--- Start DATA TO PROCESS ---
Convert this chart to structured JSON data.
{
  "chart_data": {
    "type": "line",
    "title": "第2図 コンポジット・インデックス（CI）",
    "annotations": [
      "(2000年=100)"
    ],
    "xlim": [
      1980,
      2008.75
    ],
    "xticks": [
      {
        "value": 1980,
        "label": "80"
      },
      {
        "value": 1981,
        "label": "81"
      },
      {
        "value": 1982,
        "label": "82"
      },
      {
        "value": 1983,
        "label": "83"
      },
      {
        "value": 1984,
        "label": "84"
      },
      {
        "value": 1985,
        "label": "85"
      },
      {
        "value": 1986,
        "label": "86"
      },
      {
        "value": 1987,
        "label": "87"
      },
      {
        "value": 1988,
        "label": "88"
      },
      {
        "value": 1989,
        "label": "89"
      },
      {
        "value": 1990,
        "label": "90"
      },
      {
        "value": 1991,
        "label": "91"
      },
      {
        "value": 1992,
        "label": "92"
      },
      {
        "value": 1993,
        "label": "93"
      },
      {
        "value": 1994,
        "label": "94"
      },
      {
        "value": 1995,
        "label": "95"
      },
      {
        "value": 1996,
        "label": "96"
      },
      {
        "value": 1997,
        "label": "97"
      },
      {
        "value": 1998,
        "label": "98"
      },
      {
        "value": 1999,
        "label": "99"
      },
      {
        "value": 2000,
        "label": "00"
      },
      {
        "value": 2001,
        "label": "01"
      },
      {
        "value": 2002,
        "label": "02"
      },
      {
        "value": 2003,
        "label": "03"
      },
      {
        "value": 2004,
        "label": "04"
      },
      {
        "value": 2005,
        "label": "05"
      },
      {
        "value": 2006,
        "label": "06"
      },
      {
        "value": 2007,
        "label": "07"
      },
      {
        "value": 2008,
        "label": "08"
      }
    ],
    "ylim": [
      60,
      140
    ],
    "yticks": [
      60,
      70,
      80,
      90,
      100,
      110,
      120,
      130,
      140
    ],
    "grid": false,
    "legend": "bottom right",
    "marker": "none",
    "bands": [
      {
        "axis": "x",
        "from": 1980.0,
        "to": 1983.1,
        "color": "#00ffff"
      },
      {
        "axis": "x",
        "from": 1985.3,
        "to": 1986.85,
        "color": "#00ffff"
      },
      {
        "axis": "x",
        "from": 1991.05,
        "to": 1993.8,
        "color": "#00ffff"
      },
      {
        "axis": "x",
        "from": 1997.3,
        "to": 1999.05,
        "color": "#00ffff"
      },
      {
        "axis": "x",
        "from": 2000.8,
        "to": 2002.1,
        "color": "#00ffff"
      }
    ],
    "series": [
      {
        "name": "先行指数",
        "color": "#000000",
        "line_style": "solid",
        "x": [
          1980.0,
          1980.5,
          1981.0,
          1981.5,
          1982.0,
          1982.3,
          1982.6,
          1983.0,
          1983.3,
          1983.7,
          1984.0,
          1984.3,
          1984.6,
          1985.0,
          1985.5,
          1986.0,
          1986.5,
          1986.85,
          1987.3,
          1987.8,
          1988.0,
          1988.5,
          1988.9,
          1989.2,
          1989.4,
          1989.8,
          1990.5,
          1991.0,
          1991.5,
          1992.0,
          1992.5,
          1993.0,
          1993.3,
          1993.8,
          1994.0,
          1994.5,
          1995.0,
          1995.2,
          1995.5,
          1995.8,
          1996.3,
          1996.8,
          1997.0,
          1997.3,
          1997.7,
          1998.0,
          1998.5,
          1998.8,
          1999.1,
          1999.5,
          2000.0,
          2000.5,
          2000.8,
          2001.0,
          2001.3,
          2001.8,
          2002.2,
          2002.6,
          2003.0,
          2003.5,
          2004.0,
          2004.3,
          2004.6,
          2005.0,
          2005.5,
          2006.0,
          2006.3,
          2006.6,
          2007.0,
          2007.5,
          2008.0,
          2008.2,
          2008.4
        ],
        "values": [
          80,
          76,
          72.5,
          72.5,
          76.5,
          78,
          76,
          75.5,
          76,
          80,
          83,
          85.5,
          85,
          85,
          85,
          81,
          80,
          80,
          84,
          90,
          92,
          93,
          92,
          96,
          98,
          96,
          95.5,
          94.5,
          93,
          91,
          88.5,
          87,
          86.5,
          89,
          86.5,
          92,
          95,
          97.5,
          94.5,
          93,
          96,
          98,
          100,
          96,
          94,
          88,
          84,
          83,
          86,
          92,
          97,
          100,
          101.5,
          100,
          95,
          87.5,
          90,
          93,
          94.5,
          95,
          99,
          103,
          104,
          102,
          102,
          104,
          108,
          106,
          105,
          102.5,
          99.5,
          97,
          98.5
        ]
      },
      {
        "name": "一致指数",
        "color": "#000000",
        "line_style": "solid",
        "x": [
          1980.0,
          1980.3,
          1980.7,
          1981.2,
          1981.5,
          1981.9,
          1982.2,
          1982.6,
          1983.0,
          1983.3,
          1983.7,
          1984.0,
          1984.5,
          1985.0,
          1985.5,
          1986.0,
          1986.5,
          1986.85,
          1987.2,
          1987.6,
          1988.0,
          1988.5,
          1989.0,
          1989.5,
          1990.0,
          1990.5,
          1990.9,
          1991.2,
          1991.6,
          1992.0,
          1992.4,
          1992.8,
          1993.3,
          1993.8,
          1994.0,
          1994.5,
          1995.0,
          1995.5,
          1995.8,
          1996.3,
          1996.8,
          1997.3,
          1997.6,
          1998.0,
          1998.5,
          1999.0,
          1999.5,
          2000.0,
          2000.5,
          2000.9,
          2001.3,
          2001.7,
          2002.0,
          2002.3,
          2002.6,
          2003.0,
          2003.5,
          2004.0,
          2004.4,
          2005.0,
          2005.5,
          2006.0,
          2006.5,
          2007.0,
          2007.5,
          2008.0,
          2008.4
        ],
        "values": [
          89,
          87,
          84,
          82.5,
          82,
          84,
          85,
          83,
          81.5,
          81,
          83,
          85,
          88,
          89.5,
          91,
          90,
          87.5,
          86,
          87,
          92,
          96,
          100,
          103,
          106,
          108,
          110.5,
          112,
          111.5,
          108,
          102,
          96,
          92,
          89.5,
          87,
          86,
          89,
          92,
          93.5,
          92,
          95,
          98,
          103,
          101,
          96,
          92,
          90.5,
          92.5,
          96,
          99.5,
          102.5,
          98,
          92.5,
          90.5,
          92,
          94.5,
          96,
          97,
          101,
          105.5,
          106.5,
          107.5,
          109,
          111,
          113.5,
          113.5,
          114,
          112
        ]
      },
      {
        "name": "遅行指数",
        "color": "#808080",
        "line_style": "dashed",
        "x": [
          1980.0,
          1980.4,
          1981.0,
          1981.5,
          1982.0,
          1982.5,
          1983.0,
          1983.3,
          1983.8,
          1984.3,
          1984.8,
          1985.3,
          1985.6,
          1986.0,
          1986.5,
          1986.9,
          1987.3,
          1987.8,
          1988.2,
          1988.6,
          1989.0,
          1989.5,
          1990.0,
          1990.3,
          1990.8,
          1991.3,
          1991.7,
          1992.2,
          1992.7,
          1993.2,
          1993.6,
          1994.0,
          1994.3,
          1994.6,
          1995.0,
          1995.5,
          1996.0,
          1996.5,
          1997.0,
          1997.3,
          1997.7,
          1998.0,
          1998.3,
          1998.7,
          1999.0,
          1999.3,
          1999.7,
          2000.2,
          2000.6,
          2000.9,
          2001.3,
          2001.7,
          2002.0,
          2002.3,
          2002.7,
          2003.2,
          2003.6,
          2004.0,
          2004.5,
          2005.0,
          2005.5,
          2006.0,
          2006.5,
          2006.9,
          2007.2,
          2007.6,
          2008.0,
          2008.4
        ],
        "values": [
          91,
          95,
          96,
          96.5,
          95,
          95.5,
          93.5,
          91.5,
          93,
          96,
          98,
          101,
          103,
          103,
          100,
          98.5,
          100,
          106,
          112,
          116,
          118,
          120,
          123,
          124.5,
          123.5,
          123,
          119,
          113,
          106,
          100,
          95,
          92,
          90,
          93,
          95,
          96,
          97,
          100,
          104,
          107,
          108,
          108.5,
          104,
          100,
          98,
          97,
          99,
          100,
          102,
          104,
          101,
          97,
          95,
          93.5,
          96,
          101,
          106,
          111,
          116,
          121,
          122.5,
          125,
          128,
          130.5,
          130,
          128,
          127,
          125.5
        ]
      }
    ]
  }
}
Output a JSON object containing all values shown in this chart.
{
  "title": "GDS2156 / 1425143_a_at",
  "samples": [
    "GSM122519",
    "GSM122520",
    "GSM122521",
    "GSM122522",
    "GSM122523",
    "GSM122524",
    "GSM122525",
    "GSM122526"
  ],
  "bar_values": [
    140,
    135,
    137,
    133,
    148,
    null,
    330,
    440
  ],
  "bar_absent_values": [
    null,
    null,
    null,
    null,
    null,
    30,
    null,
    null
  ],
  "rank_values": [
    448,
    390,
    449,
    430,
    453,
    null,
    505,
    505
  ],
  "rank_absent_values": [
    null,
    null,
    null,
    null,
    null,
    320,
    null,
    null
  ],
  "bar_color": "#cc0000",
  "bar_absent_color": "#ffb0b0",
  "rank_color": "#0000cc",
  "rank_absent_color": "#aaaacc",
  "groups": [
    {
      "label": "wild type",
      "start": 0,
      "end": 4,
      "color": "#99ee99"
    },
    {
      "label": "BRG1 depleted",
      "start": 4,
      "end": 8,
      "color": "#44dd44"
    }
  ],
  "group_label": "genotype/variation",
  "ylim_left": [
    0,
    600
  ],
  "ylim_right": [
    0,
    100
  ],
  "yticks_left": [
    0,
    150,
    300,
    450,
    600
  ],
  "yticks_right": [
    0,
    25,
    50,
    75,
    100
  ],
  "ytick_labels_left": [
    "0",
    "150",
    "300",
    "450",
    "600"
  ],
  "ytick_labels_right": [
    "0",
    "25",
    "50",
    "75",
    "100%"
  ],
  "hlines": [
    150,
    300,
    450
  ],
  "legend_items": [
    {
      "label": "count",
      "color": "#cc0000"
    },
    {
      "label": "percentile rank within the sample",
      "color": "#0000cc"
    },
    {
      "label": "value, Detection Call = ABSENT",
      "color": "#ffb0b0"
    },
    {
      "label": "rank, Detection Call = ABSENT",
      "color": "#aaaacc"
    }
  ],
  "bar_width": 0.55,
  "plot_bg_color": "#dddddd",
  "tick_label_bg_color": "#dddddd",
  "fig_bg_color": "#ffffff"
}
--- End DATA TO PROCESS ---
» JOB
Beginning at the line that holds "Output a JSON", reproduce each line of the records above down to and including the last one.

» RIGHT ANSWER
Output a JSON object containing all values shown in this chart.
{
  "title": "GDS2156 / 1425143_a_at",
  "samples": [
    "GSM122519",
    "GSM122520",
    "GSM122521",
    "GSM122522",
    "GSM122523",
    "GSM122524",
    "GSM122525",
    "GSM122526"
  ],
  "bar_values": [
    140,
    135,
    137,
    133,
    148,
    null,
    330,
    440
  ],
  "bar_absent_values": [
    null,
    null,
    null,
    null,
    null,
    30,
    null,
    null
  ],
  "rank_values": [
    448,
    390,
    449,
    430,
    453,
    null,
    505,
    505
  ],
  "rank_absent_values": [
    null,
    null,
    null,
    null,
    null,
    320,
    null,
    null
  ],
  "bar_color": "#cc0000",
  "bar_absent_color": "#ffb0b0",
  "rank_color": "#0000cc",
  "rank_absent_color": "#aaaacc",
  "groups": [
    {
      "label": "wild type",
      "start": 0,
      "end": 4,
      "color": "#99ee99"
    },
    {
      "label": "BRG1 depleted",
      "start": 4,
      "end": 8,
      "color": "#44dd44"
    }
  ],
  "group_label": "genotype/variation",
  "ylim_left": [
    0,
    600
  ],
  "ylim_right": [
    0,
    100
  ],
  "yticks_left": [
    0,
    150,
    300,
    450,
    600
  ],
  "yticks_right": [
    0,
    25,
    50,
    75,
    100
  ],
  "ytick_labels_left": [
    "0",
    "150",
    "300",
    "450",
    "600"
  ],
  "ytick_labels_right": [
    "0",
    "25",
    "50",
    "75",
    "100%"
  ],
  "hlines": [
    150,
    300,
    450
  ],
  "legend_items": [
    {
      "label": "count",
      "color": "#cc0000"
    },
    {
      "label": "percentile rank within the sample",
      "color": "#0000cc"
    },
    {
      "label": "value, Detection Call = ABSENT",
      "color": "#ffb0b0"
    },
    {
      "label": "rank, Detection Call = ABSENT",
      "color": "#aaaacc"
    }
  ],
  "bar_width": 0.55,
  "plot_bg_color": "#dddddd",
  "tick_label_bg_color": "#dddddd",
  "fig_bg_color": "#ffffff"
}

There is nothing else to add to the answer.